▸ Brief
Write out the part of the comment thread that opens with the words containing "But: Tour never" and closes with "it DID evolve.", switching "dialogue" to "debate".

▸ Reading text
|---|

Tour is right, will Szostak admit, that we still don't know in all the details how life evolved 'from rocks'.
But as he shows in this video: the gaps become smaller and smaller and there is only room left for a tiny 'god of the gaps'.
But: Tour never engages in a -real- dialogue, that's a dream.
@@AdrieKooijman You may have made the TH-cam Understatement of the Year with:
"we still don't know in all the details how life evolved 'from rocks'."
The truth is, we have no idea of even 0.1% of any details of how life MIGHT have evolved `from rocks.' That's the bottom line, since we may never have more than a minuscule amount of data as to how it DID evolve.
I guess I didn't say enough with my comment of two days ago about why a much better title would have been, "A Few Isolated Steps in the Origin of Life Are Not as Hard as they Look." After all, you make it look like there are only a few isolated steps where the origin of life looks especially hard, with:
"But as he shows in this video: the gaps become smaller and smaller and there is only room left for a tiny 'god of the gaps'."
Szostak shows no such thing, and I see I need to make a lot more comments before this sinks in. I'll make more than one today, starting in less than an hour, if my internet connection holds.
I've seen very little of Tour so far. How good is he at the biochemistry behind the probable steps leading to the first prokaryotes [bacteria and archae] from basic building blocks like the amino acids and nucleotides that have been produced in labs that simulate very early earth conditions?
Szostak certainly has the biochemical knowledge, but he is still groping for some of the probable steps and shows no sign of being able explain how OUR genetic code evolved, nor the protein translation mechanism that is totally dependent on there being SOME genetic code.
@@peternyikos8020 To 'replay' natural development of life we need an empty planet and a billion years or so. What else than showing some of the principles working can you expect in a few decades of lab studies? Self assembly, increasing complexity, replication and spontaneous modification are some of the core principles that have been demonstrated in lab settings and simulations. True, there is a lot more, but no 'show-stoppers' as far as I can see.
My comment on the god of the gaps was meant more general: gods (or devils) used to be responsible for thunder and lightning, the rainbow, failed and succeeded crops, diseases, creation of all animals and plants (including the over 99% that are extinct) and much, much more things that all have been explained by science beyond reasonable doubt by now. Gods still may have been involved in igniting the big-bang and putting the spark of life in the first living cells but that's about it, unless dark matter and dark energy turn out to be god driven. From that perspective it's really a few small gaps.

|---|

[Document layout detection data]
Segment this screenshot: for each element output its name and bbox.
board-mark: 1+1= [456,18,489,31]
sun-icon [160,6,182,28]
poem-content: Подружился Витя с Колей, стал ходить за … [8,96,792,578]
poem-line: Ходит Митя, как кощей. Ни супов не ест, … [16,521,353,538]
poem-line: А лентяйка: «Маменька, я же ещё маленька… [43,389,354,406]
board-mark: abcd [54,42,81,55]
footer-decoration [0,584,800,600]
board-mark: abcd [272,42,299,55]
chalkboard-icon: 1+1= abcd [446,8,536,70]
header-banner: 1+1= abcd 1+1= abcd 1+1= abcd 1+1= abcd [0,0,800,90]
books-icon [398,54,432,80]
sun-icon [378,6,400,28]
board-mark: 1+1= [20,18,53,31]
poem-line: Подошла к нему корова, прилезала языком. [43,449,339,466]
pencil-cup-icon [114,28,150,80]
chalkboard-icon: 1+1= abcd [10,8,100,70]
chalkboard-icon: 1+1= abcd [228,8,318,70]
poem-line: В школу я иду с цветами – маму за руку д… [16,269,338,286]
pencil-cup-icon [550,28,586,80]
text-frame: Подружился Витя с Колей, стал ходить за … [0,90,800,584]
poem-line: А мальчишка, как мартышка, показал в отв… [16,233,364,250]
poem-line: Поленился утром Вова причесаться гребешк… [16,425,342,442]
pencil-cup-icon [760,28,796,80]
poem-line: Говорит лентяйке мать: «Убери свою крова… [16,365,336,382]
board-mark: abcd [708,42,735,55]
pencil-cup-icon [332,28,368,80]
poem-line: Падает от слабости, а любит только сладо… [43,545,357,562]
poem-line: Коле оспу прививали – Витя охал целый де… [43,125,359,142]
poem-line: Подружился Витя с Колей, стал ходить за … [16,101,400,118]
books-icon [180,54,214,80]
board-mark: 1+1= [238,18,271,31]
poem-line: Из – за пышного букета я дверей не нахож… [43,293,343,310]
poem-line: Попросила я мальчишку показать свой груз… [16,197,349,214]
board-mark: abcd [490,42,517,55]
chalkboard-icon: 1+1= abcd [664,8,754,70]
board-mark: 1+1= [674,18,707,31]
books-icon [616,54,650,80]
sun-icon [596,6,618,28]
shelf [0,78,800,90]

|---|

▸ Output of the exercise
But: Tour never engages in a -real- debate, that's a dream.
@@AdrieKooijman You may have made the TH-cam Understatement of the Year with:
"we still don't know in all the details how life evolved 'from rocks'."
The truth is, we have no idea of even 0.1% of any details of how life MIGHT have evolved `from rocks.' That's the bottom line, since we may never have more than a minuscule amount of data as to how it DID evolve.